**GIVEN ENTRIES**
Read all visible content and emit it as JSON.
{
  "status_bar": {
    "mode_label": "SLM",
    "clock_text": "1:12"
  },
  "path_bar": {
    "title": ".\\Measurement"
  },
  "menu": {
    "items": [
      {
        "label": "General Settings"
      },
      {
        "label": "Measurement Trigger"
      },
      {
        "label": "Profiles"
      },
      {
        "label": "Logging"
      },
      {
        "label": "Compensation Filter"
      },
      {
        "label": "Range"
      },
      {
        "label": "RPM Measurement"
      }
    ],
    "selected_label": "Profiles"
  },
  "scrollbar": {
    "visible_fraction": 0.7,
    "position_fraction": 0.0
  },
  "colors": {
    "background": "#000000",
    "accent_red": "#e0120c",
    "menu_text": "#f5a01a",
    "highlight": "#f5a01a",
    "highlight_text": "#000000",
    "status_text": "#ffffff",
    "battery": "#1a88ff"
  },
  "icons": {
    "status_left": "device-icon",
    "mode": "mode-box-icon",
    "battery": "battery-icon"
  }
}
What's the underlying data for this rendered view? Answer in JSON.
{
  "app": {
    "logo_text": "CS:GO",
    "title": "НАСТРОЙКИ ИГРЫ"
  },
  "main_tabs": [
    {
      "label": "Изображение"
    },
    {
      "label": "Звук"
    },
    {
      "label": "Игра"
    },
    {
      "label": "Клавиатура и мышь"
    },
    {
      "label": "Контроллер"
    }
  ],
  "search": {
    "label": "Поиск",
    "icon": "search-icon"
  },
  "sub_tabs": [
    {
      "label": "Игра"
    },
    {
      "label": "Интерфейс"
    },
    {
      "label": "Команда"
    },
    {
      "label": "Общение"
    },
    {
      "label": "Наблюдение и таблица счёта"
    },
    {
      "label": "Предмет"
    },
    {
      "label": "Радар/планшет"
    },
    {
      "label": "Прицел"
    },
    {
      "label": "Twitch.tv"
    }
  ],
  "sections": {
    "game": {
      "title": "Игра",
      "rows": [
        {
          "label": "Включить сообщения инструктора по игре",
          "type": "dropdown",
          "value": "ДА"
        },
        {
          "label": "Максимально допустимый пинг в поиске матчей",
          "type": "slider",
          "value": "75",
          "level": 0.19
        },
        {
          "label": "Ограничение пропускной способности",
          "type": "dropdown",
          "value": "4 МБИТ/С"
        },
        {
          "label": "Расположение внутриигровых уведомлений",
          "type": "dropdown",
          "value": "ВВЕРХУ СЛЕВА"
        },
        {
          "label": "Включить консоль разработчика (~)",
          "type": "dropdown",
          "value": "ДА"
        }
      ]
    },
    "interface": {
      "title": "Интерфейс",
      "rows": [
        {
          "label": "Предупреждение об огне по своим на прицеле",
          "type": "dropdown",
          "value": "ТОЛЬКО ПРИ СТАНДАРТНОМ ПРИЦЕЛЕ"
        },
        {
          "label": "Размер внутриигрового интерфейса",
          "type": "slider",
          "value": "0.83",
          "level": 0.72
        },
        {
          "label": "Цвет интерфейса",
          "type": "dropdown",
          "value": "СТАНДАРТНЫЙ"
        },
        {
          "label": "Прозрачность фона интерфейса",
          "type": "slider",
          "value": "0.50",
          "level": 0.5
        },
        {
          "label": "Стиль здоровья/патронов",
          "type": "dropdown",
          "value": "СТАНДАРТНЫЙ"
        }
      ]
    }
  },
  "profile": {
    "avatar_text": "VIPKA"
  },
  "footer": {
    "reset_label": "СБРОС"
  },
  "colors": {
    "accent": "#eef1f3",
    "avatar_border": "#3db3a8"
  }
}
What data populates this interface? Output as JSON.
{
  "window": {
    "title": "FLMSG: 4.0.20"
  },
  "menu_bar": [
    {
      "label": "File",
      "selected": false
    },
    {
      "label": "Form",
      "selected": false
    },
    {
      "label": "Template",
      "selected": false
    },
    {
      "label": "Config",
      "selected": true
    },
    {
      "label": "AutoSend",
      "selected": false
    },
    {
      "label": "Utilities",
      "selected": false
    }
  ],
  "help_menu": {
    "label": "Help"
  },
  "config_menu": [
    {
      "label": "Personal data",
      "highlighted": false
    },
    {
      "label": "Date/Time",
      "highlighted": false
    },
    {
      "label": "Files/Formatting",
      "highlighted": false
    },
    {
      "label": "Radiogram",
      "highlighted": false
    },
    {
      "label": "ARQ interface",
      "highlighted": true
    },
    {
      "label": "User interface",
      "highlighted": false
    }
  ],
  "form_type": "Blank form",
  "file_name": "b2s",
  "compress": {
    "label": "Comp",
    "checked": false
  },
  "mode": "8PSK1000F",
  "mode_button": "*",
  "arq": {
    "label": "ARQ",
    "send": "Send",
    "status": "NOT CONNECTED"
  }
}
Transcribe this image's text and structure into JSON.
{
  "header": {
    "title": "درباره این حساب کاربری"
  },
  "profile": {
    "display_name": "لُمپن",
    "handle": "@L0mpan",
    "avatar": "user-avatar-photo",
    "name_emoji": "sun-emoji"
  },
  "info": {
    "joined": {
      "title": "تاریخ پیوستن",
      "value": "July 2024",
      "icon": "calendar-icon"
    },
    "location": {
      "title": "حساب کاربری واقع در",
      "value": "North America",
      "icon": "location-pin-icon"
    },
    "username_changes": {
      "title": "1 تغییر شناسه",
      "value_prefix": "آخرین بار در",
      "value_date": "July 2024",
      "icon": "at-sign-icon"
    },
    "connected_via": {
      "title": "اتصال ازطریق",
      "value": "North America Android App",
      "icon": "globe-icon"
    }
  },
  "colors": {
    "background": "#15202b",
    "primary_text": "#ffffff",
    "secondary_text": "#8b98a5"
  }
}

**TASK PROMPT**
Print every record exactly as it was given.

**ANSWER TO THE EXERCISE**
Read all visible content and emit it as JSON.
{
  "status_bar": {
    "mode_label": "SLM",
    "clock_text": "1:12"
  },
  "path_bar": {
    "title": ".\\Measurement"
  },
  "menu": {
    "items": [
      {
        "label": "General Settings"
      },
      {
        "label": "Measurement Trigger"
      },
      {
        "label": "Profiles"
      },
      {
        "label": "Logging"
      },
      {
        "label": "Compensation Filter"
      },
      {
        "label": "Range"
      },
      {
        "label": "RPM Measurement"
      }
    ],
    "selected_label": "Profiles"
  },
  "scrollbar": {
    "visible_fraction": 0.7,
    "position_fraction": 0.0
  },
  "colors": {
    "background": "#000000",
    "accent_red": "#e0120c",
    "menu_text": "#f5a01a",
    "highlight": "#f5a01a",
    "highlight_text": "#000000",
    "status_text": "#ffffff",
    "battery": "#1a88ff"
  },
  "icons": {
    "status_left": "device-icon",
    "mode": "mode-box-icon",
    "battery": "battery-icon"
  }
}
What's the underlying data for this rendered view? Answer in JSON.
{
  "app": {
    "logo_text": "CS:GO",
    "title": "НАСТРОЙКИ ИГРЫ"
  },
  "main_tabs": [
    {
      "label": "Изображение"
    },
    {
      "label": "Звук"
    },
    {
      "label": "Игра"
    },
    {
      "label": "Клавиатура и мышь"
    },
    {
      "label": "Контроллер"
    }
  ],
  "search": {
    "label": "Поиск",
    "icon": "search-icon"
  },
  "sub_tabs": [
    {
      "label": "Игра"
    },
    {
      "label": "Интерфейс"
    },
    {
      "label": "Команда"
    },
    {
      "label": "Общение"
    },
    {
      "label": "Наблюдение и таблица счёта"
    },
    {
      "label": "Предмет"
    },
    {
      "label": "Радар/планшет"
    },
    {
      "label": "Прицел"
    },
    {
      "label": "Twitch.tv"
    }
  ],
  "sections": {
    "game": {
      "title": "Игра",
      "rows": [
        {
          "label": "Включить сообщения инструктора по игре",
          "type": "dropdown",
          "value": "ДА"
        },
        {
          "label": "Максимально допустимый пинг в поиске матчей",
          "type": "slider",
          "value": "75",
          "level": 0.19
        },
        {
          "label": "Ограничение пропускной способности",
          "type": "dropdown",
          "value": "4 МБИТ/С"
        },
        {
          "label": "Расположение внутриигровых уведомлений",
          "type": "dropdown",
          "value": "ВВЕРХУ СЛЕВА"
        },
        {
          "label": "Включить консоль разработчика (~)",
          "type": "dropdown",
          "value": "ДА"
        }
      ]
    },
    "interface": {
      "title": "Интерфейс",
      "rows": [
        {
          "label": "Предупреждение об огне по своим на прицеле",
          "type": "dropdown",
          "value": "ТОЛЬКО ПРИ СТАНДАРТНОМ ПРИЦЕЛЕ"
        },
        {
          "label": "Размер внутриигрового интерфейса",
          "type": "slider",
          "value": "0.83",
          "level": 0.72
        },
        {
          "label": "Цвет интерфейса",
          "type": "dropdown",
          "value": "СТАНДАРТНЫЙ"
        },
        {
          "label": "Прозрачность фона интерфейса",
          "type": "slider",
          "value": "0.50",
          "level": 0.5
        },
        {
          "label": "Стиль здоровья/патронов",
          "type": "dropdown",
          "value": "СТАНДАРТНЫЙ"
        }
      ]
    }
  },
  "profile": {
    "avatar_text": "VIPKA"
  },
  "footer": {
    "reset_label": "СБРОС"
  },
  "colors": {
    "accent": "#eef1f3",
    "avatar_border": "#3db3a8"
  }
}
What data populates this interface? Output as JSON.
{
  "window": {
    "title": "FLMSG: 4.0.20"
  },
  "menu_bar": [
    {
      "label": "File",
      "selected": false
    },
    {
      "label": "Form",
      "selected": false
    },
    {
      "label": "Template",
      "selected": false
    },
    {
      "label": "Config",
      "selected": true
    },
    {
      "label": "AutoSend",
      "selected": false
    },
    {
      "label": "Utilities",
      "selected": false
    }
  ],
  "help_menu": {
    "label": "Help"
  },
  "config_menu": [
    {
      "label": "Personal data",
      "highlighted": false
    },
    {
      "label": "Date/Time",
      "highlighted": false
    },
    {
      "label": "Files/Formatting",
      "highlighted": false
    },
    {
      "label": "Radiogram",
      "highlighted": false
    },
    {
      "label": "ARQ interface",
      "highlighted": true
    },
    {
      "label": "User interface",
      "highlighted": false
    }
  ],
  "form_type": "Blank form",
  "file_name": "b2s",
  "compress": {
    "label": "Comp",
    "checked": false
  },
  "mode": "8PSK1000F",
  "mode_button": "*",
  "arq": {
    "label": "ARQ",
    "send": "Send",
    "status": "NOT CONNECTED"
  }
}
Transcribe this image's text and structure into JSON.
{
  "header": {
    "title": "درباره این حساب کاربری"
  },
  "profile": {
    "display_name": "لُمپن",
    "handle": "@L0mpan",
    "avatar": "user-avatar-photo",
    "name_emoji": "sun-emoji"
  },
  "info": {
    "joined": {
      "title": "تاریخ پیوستن",
      "value": "July 2024",
      "icon": "calendar-icon"
    },
    "location": {
      "title": "حساب کاربری واقع در",
      "value": "North America",
      "icon": "location-pin-icon"
    },
    "username_changes": {
      "title": "1 تغییر شناسه",
      "value_prefix": "آخرین بار در",
      "value_date": "July 2024",
      "icon": "at-sign-icon"
    },
    "connected_via": {
      "title": "اتصال ازطریق",
      "value": "North America Android App",
      "icon": "globe-icon"
    }
  },
  "colors": {
    "background": "#15202b",
    "primary_text": "#ffffff",
    "secondary_text": "#8b98a5"
  }
}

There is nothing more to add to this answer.